Work required: Scan the records for the string "taken"; copy each line where it occurs.

========================================================================

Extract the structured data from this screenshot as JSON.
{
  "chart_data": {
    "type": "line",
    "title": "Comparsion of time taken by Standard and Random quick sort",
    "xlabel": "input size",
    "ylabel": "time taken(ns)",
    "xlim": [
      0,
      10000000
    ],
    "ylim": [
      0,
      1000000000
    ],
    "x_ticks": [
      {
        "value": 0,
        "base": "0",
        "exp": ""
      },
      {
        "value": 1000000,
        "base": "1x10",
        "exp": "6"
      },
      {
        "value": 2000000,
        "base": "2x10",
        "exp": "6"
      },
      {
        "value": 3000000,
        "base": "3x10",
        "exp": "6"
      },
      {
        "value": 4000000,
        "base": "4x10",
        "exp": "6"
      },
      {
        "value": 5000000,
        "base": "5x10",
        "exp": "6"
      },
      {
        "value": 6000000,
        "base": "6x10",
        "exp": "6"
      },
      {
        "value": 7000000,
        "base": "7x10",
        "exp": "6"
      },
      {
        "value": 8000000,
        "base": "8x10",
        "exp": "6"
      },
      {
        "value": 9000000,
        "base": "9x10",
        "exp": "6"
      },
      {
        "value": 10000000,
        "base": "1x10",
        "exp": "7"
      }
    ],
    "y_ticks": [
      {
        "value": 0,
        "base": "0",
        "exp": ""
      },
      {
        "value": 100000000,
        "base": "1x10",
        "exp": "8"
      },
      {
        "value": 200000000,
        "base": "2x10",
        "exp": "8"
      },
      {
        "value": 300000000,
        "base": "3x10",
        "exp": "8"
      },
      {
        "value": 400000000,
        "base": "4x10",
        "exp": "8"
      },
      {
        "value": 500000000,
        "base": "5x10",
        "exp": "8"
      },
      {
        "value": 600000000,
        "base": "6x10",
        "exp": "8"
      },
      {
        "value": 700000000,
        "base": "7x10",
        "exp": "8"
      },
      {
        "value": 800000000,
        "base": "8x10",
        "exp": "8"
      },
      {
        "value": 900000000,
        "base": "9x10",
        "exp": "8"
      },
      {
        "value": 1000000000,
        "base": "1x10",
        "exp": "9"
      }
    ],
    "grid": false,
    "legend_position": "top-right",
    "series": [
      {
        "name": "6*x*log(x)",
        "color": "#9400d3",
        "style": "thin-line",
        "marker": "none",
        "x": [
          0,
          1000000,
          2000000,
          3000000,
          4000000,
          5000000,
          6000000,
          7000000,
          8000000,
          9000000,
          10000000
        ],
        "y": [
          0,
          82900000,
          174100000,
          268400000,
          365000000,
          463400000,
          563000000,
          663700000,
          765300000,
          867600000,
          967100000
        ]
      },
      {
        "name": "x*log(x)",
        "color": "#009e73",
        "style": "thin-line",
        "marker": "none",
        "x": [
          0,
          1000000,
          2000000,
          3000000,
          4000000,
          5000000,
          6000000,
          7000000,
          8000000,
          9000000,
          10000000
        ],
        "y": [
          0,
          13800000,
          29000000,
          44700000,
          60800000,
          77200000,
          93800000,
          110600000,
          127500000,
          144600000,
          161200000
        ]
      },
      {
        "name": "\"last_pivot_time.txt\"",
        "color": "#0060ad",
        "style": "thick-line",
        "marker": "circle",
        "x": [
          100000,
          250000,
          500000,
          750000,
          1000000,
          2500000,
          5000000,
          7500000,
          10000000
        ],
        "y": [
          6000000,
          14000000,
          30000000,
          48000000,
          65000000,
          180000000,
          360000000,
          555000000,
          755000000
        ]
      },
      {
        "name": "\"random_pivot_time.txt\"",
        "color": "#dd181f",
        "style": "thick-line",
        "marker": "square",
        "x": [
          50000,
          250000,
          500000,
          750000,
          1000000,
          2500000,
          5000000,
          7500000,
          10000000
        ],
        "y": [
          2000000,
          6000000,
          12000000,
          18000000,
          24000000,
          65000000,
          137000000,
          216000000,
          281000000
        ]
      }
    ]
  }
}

========================================================================

Finished exercise:
    "title": "Comparsion of time taken by Standard and Random quick sort",
    "ylabel": "time taken(ns)",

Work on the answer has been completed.